• DIRECTIONS FOR THIS TASK
Without the pictures, write out all the lines below exactly as they appear.

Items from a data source
------

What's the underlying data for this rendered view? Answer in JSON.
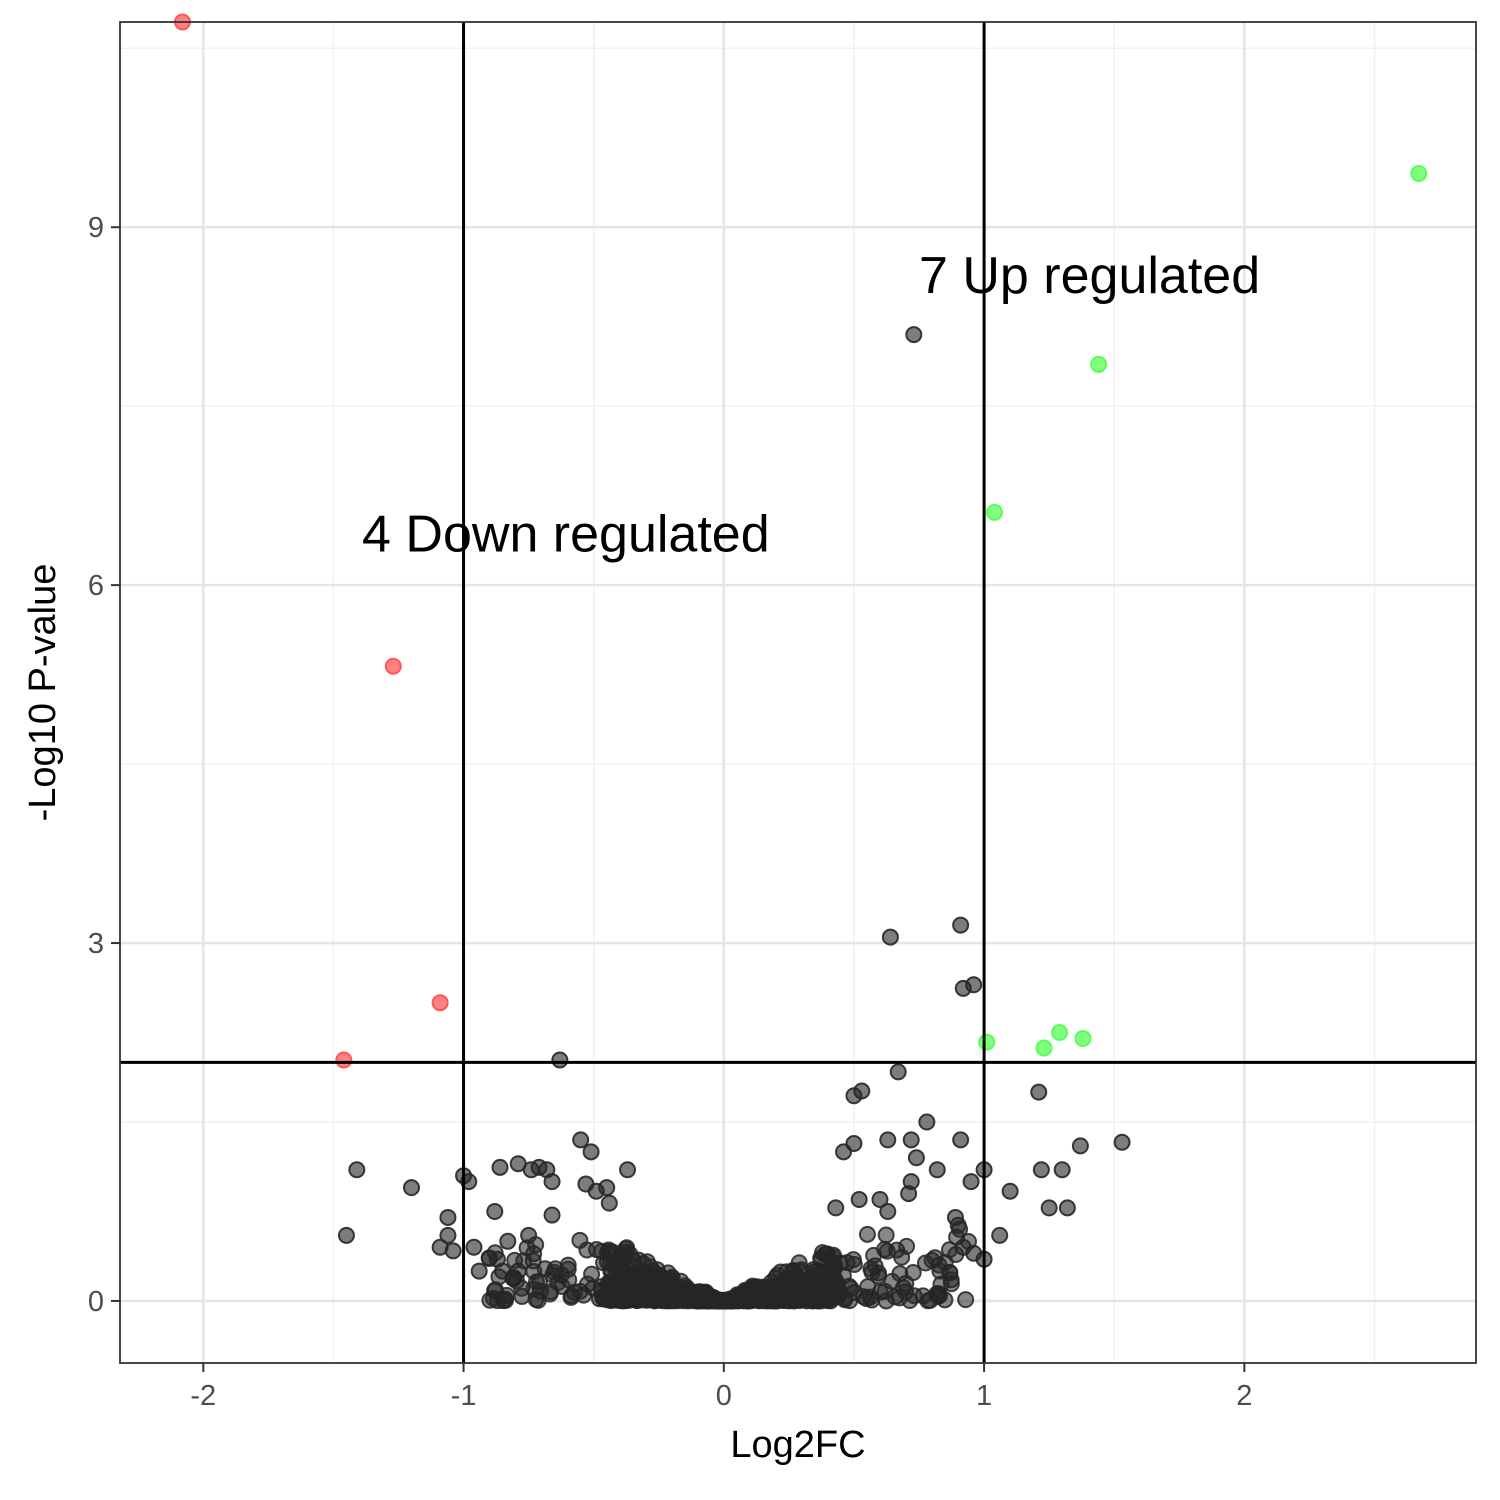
{
  "chart_data": {
    "type": "scatter",
    "title": "",
    "xlabel": "Log2FC",
    "ylabel": "-Log10 P-value",
    "xlim": [
      -2.32,
      2.89
    ],
    "ylim": [
      -0.52,
      10.72
    ],
    "x_ticks": [
      -2,
      -1,
      0,
      1,
      2
    ],
    "y_ticks": [
      0,
      3,
      6,
      9
    ],
    "x_minor_ticks": [
      -1.5,
      -0.5,
      0.5,
      1.5,
      2.5
    ],
    "y_minor_ticks": [
      1.5,
      4.5,
      7.5,
      10.5
    ],
    "grid": true,
    "thresholds": {
      "log2fc": [
        -1,
        1
      ],
      "neg_log10_p": 2
    },
    "annotations": [
      {
        "text": "7 Up regulated",
        "x": 0.75,
        "y": 8.45
      },
      {
        "text": "4 Down regulated",
        "x": -1.39,
        "y": 6.28
      }
    ],
    "colors": {
      "down": "#ff4d4d",
      "up": "#4dff4d",
      "ns": "#262626"
    },
    "groups": {
      "down": [
        [
          -2.08,
          10.72
        ],
        [
          -1.27,
          5.32
        ],
        [
          -1.09,
          2.5
        ],
        [
          -1.46,
          2.02
        ]
      ],
      "up": [
        [
          2.67,
          9.45
        ],
        [
          1.44,
          7.85
        ],
        [
          1.04,
          6.61
        ],
        [
          1.01,
          2.17
        ],
        [
          1.23,
          2.12
        ],
        [
          1.29,
          2.25
        ],
        [
          1.38,
          2.2
        ]
      ],
      "ns": [
        [
          0.73,
          8.1
        ],
        [
          0.91,
          3.15
        ],
        [
          0.64,
          3.05
        ],
        [
          0.96,
          2.65
        ],
        [
          0.92,
          2.62
        ],
        [
          -0.63,
          2.02
        ],
        [
          0.67,
          1.92
        ],
        [
          0.5,
          1.72
        ],
        [
          0.53,
          1.76
        ],
        [
          1.21,
          1.75
        ],
        [
          0.78,
          1.5
        ],
        [
          -0.55,
          1.35
        ],
        [
          0.5,
          1.32
        ],
        [
          0.63,
          1.35
        ],
        [
          0.72,
          1.35
        ],
        [
          0.91,
          1.35
        ],
        [
          1.53,
          1.33
        ],
        [
          1.37,
          1.3
        ],
        [
          0.46,
          1.25
        ],
        [
          -0.51,
          1.25
        ],
        [
          0.74,
          1.2
        ],
        [
          -1.41,
          1.1
        ],
        [
          -0.86,
          1.12
        ],
        [
          -0.79,
          1.15
        ],
        [
          -0.71,
          1.12
        ],
        [
          -0.74,
          1.1
        ],
        [
          -0.68,
          1.1
        ],
        [
          -0.37,
          1.1
        ],
        [
          1.0,
          1.1
        ],
        [
          1.22,
          1.1
        ],
        [
          1.3,
          1.1
        ],
        [
          0.82,
          1.1
        ],
        [
          -1.0,
          1.05
        ],
        [
          -0.98,
          1.0
        ],
        [
          -0.66,
          1.0
        ],
        [
          -0.45,
          0.95
        ],
        [
          -0.53,
          0.98
        ],
        [
          0.72,
          1.0
        ],
        [
          0.95,
          1.0
        ],
        [
          -1.2,
          0.95
        ],
        [
          1.1,
          0.92
        ],
        [
          -0.49,
          0.92
        ],
        [
          0.71,
          0.9
        ],
        [
          0.52,
          0.85
        ],
        [
          -0.44,
          0.82
        ],
        [
          0.6,
          0.85
        ],
        [
          1.25,
          0.78
        ],
        [
          1.32,
          0.78
        ],
        [
          0.43,
          0.78
        ],
        [
          0.63,
          0.75
        ],
        [
          0.89,
          0.7
        ],
        [
          -0.88,
          0.75
        ],
        [
          -0.66,
          0.72
        ],
        [
          -1.06,
          0.7
        ],
        [
          -1.45,
          0.55
        ],
        [
          1.06,
          0.55
        ],
        [
          -1.09,
          0.45
        ],
        [
          -1.06,
          0.55
        ],
        [
          -0.96,
          0.45
        ],
        [
          -0.75,
          0.55
        ],
        [
          -0.83,
          0.5
        ],
        [
          -1.04,
          0.42
        ],
        [
          -0.87,
          0.35
        ],
        [
          -0.94,
          0.25
        ],
        [
          -0.85,
          0.25
        ],
        [
          -0.79,
          0.25
        ],
        [
          0.96,
          0.4
        ],
        [
          1.0,
          0.35
        ],
        [
          0.92,
          0.45
        ]
      ]
    }
  }
}
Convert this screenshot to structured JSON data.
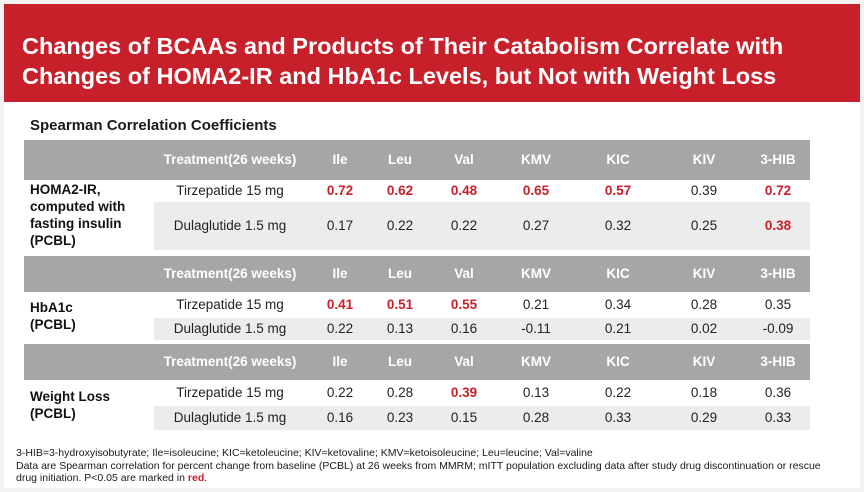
{
  "title": {
    "line1": "Changes of BCAAs and Products of Their Catabolism Correlate with",
    "line2": "Changes of HOMA2-IR and HbA1c Levels, but Not with Weight Loss"
  },
  "subheading": "Spearman Correlation Coefficients",
  "columns": {
    "treatment_line1": "Treatment",
    "treatment_line2": "(26 weeks)",
    "metabolites": [
      "Ile",
      "Leu",
      "Val",
      "KMV",
      "KIC",
      "KIV",
      "3-HIB"
    ]
  },
  "sections": [
    {
      "label_lines": [
        "HOMA2-IR,",
        "computed with",
        "fasting insulin",
        "(PCBL)"
      ],
      "rows": [
        {
          "treatment": "Tirzepatide 15 mg",
          "values": [
            "0.72",
            "0.62",
            "0.48",
            "0.65",
            "0.57",
            "0.39",
            "0.72"
          ],
          "significant": [
            true,
            true,
            true,
            true,
            true,
            false,
            true
          ]
        },
        {
          "treatment": "Dulaglutide 1.5 mg",
          "values": [
            "0.17",
            "0.22",
            "0.22",
            "0.27",
            "0.32",
            "0.25",
            "0.38"
          ],
          "significant": [
            false,
            false,
            false,
            false,
            false,
            false,
            true
          ]
        }
      ]
    },
    {
      "label_lines": [
        "HbA1c",
        "(PCBL)"
      ],
      "rows": [
        {
          "treatment": "Tirzepatide 15 mg",
          "values": [
            "0.41",
            "0.51",
            "0.55",
            "0.21",
            "0.34",
            "0.28",
            "0.35"
          ],
          "significant": [
            true,
            true,
            true,
            false,
            false,
            false,
            false
          ]
        },
        {
          "treatment": "Dulaglutide 1.5 mg",
          "values": [
            "0.22",
            "0.13",
            "0.16",
            "-0.11",
            "0.21",
            "0.02",
            "-0.09"
          ],
          "significant": [
            false,
            false,
            false,
            false,
            false,
            false,
            false
          ]
        }
      ]
    },
    {
      "label_lines": [
        "Weight Loss",
        "(PCBL)"
      ],
      "rows": [
        {
          "treatment": "Tirzepatide 15 mg",
          "values": [
            "0.22",
            "0.28",
            "0.39",
            "0.13",
            "0.22",
            "0.18",
            "0.36"
          ],
          "significant": [
            false,
            false,
            true,
            false,
            false,
            false,
            false
          ]
        },
        {
          "treatment": "Dulaglutide 1.5 mg",
          "values": [
            "0.16",
            "0.23",
            "0.15",
            "0.28",
            "0.33",
            "0.29",
            "0.33"
          ],
          "significant": [
            false,
            false,
            false,
            false,
            false,
            false,
            false
          ]
        }
      ]
    }
  ],
  "footnote": {
    "line1": "3-HIB=3-hydroxyisobutyrate; Ile=isoleucine; KIC=ketoleucine; KIV=ketovaline; KMV=ketoisoleucine; Leu=leucine; Val=valine",
    "line2": "Data are Spearman correlation for percent change from baseline (PCBL) at 26 weeks from MMRM; mITT population excluding data after study drug discontinuation or rescue",
    "line3_prefix": "drug initiation. P<0.05 are marked in ",
    "line3_red": "red",
    "line3_suffix": "."
  },
  "colors": {
    "title_bar": "#c8202a",
    "header_row": "#a6a6a6",
    "alt_row": "#ececec",
    "significant": "#c8202a"
  }
}
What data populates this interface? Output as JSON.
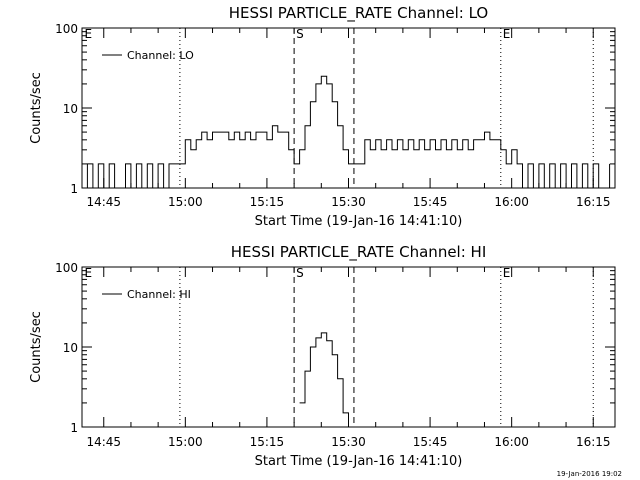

------

• FULL RESPONSE
What's the underlying data for this rendered view? Answer in JSON.
{
  "chart_data": {
    "type": "scatter",
    "title": "",
    "xlabel": "Log2FC",
    "ylabel": "-Log10 P-value",
    "xlim": [
      -2.32,
      2.89
    ],
    "ylim": [
      -0.52,
      10.72
    ],
    "x_ticks": [
      -2,
      -1,
      0,
      1,
      2
    ],
    "y_ticks": [
      0,
      3,
      6,
      9
    ],
    "x_minor_ticks": [
      -1.5,
      -0.5,
      0.5,
      1.5,
      2.5
    ],
    "y_minor_ticks": [
      1.5,
      4.5,
      7.5,
      10.5
    ],
    "grid": true,
    "thresholds": {
      "log2fc": [
        -1,
        1
      ],
      "neg_log10_p": 2
    },
    "annotations": [
      {
        "text": "7 Up regulated",
        "x": 0.75,
        "y": 8.45
      },
      {
        "text": "4 Down regulated",
        "x": -1.39,
        "y": 6.28
      }
    ],
    "colors": {
      "down": "#ff4d4d",
      "up": "#4dff4d",
      "ns": "#262626"
    },
    "groups": {
      "down": [
        [
          -2.08,
          10.72
        ],
        [
          -1.27,
          5.32
        ],
        [
          -1.09,
          2.5
        ],
        [
          -1.46,
          2.02
        ]
      ],
      "up": [
        [
          2.67,
          9.45
        ],
        [
          1.44,
          7.85
        ],
        [
          1.04,
          6.61
        ],
        [
          1.01,
          2.17
        ],
        [
          1.23,
          2.12
        ],
        [
          1.29,
          2.25
        ],
        [
          1.38,
          2.2
        ]
      ],
      "ns": [
        [
          0.73,
          8.1
        ],
        [
          0.91,
          3.15
        ],
        [
          0.64,
          3.05
        ],
        [
          0.96,
          2.65
        ],
        [
          0.92,
          2.62
        ],
        [
          -0.63,
          2.02
        ],
        [
          0.67,
          1.92
        ],
        [
          0.5,
          1.72
        ],
        [
          0.53,
          1.76
        ],
        [
          1.21,
          1.75
        ],
        [
          0.78,
          1.5
        ],
        [
          -0.55,
          1.35
        ],
        [
          0.5,
          1.32
        ],
        [
          0.63,
          1.35
        ],
        [
          0.72,
          1.35
        ],
        [
          0.91,
          1.35
        ],
        [
          1.53,
          1.33
        ],
        [
          1.37,
          1.3
        ],
        [
          0.46,
          1.25
        ],
        [
          -0.51,
          1.25
        ],
        [
          0.74,
          1.2
        ],
        [
          -1.41,
          1.1
        ],
        [
          -0.86,
          1.12
        ],
        [
          -0.79,
          1.15
        ],
        [
          -0.71,
          1.12
        ],
        [
          -0.74,
          1.1
        ],
        [
          -0.68,
          1.1
        ],
        [
          -0.37,
          1.1
        ],
        [
          1.0,
          1.1
        ],
        [
          1.22,
          1.1
        ],
        [
          1.3,
          1.1
        ],
        [
          0.82,
          1.1
        ],
        [
          -1.0,
          1.05
        ],
        [
          -0.98,
          1.0
        ],
        [
          -0.66,
          1.0
        ],
        [
          -0.45,
          0.95
        ],
        [
          -0.53,
          0.98
        ],
        [
          0.72,
          1.0
        ],
        [
          0.95,
          1.0
        ],
        [
          -1.2,
          0.95
        ],
        [
          1.1,
          0.92
        ],
        [
          -0.49,
          0.92
        ],
        [
          0.71,
          0.9
        ],
        [
          0.52,
          0.85
        ],
        [
          -0.44,
          0.82
        ],
        [
          0.6,
          0.85
        ],
        [
          1.25,
          0.78
        ],
        [
          1.32,
          0.78
        ],
        [
          0.43,
          0.78
        ],
        [
          0.63,
          0.75
        ],
        [
          0.89,
          0.7
        ],
        [
          -0.88,
          0.75
        ],
        [
          -0.66,
          0.72
        ],
        [
          -1.06,
          0.7
        ],
        [
          -1.45,
          0.55
        ],
        [
          1.06,
          0.55
        ],
        [
          -1.09,
          0.45
        ],
        [
          -1.06,
          0.55
        ],
        [
          -0.96,
          0.45
        ],
        [
          -0.75,
          0.55
        ],
        [
          -0.83,
          0.5
        ],
        [
          -1.04,
          0.42
        ],
        [
          -0.87,
          0.35
        ],
        [
          -0.94,
          0.25
        ],
        [
          -0.85,
          0.25
        ],
        [
          -0.79,
          0.25
        ],
        [
          0.96,
          0.4
        ],
        [
          1.0,
          0.35
        ],
        [
          0.92,
          0.45
        ]
      ]
    }
  }
}
Convert this screenshot to structured JSON data.
{
  "title": {
    "line1": "Changes of BCAAs and Products of Their Catabolism Correlate with",
    "line2": "Changes of HOMA2-IR and HbA1c Levels, but Not with Weight Loss"
  },
  "subheading": "Spearman Correlation Coefficients",
  "columns": {
    "treatment_line1": "Treatment",
    "treatment_line2": "(26 weeks)",
    "metabolites": [
      "Ile",
      "Leu",
      "Val",
      "KMV",
      "KIC",
      "KIV",
      "3-HIB"
    ]
  },
  "sections": [
    {
      "label_lines": [
        "HOMA2-IR,",
        "computed with",
        "fasting insulin",
        "(PCBL)"
      ],
      "rows": [
        {
          "treatment": "Tirzepatide 15 mg",
          "values": [
            "0.72",
            "0.62",
            "0.48",
            "0.65",
            "0.57",
            "0.39",
            "0.72"
          ],
          "significant": [
            true,
            true,
            true,
            true,
            true,
            false,
            true
          ]
        },
        {
          "treatment": "Dulaglutide 1.5 mg",
          "values": [
            "0.17",
            "0.22",
            "0.22",
            "0.27",
            "0.32",
            "0.25",
            "0.38"
          ],
          "significant": [
            false,
            false,
            false,
            false,
            false,
            false,
            true
          ]
        }
      ]
    },
    {
      "label_lines": [
        "HbA1c",
        "(PCBL)"
      ],
      "rows": [
        {
          "treatment": "Tirzepatide 15 mg",
          "values": [
            "0.41",
            "0.51",
            "0.55",
            "0.21",
            "0.34",
            "0.28",
            "0.35"
          ],
          "significant": [
            true,
            true,
            true,
            false,
            false,
            false,
            false
          ]
        },
        {
          "treatment": "Dulaglutide 1.5 mg",
          "values": [
            "0.22",
            "0.13",
            "0.16",
            "-0.11",
            "0.21",
            "0.02",
            "-0.09"
          ],
          "significant": [
            false,
            false,
            false,
            false,
            false,
            false,
            false
          ]
        }
      ]
    },
    {
      "label_lines": [
        "Weight Loss",
        "(PCBL)"
      ],
      "rows": [
        {
          "treatment": "Tirzepatide 15 mg",
          "values": [
            "0.22",
            "0.28",
            "0.39",
            "0.13",
            "0.22",
            "0.18",
            "0.36"
          ],
          "significant": [
            false,
            false,
            true,
            false,
            false,
            false,
            false
          ]
        },
        {
          "treatment": "Dulaglutide 1.5 mg",
          "values": [
            "0.16",
            "0.23",
            "0.15",
            "0.28",
            "0.33",
            "0.29",
            "0.33"
          ],
          "significant": [
            false,
            false,
            false,
            false,
            false,
            false,
            false
          ]
        }
      ]
    }
  ],
  "footnote": {
    "line1": "3-HIB=3-hydroxyisobutyrate; Ile=isoleucine; KIC=ketoleucine; KIV=ketovaline; KMV=ketoisoleucine; Leu=leucine; Val=valine",
    "line2": "Data are Spearman correlation for percent change from baseline (PCBL) at 26 weeks from MMRM; mITT population excluding data after study drug discontinuation or rescue",
    "line3_prefix": "drug initiation. P<0.05 are marked in ",
    "line3_red": "red",
    "line3_suffix": "."
  },
  "colors": {
    "title_bar": "#c8202a",
    "header_row": "#a6a6a6",
    "alt_row": "#ececec",
    "significant": "#c8202a"
  }
}
What data populates this interface? Output as JSON.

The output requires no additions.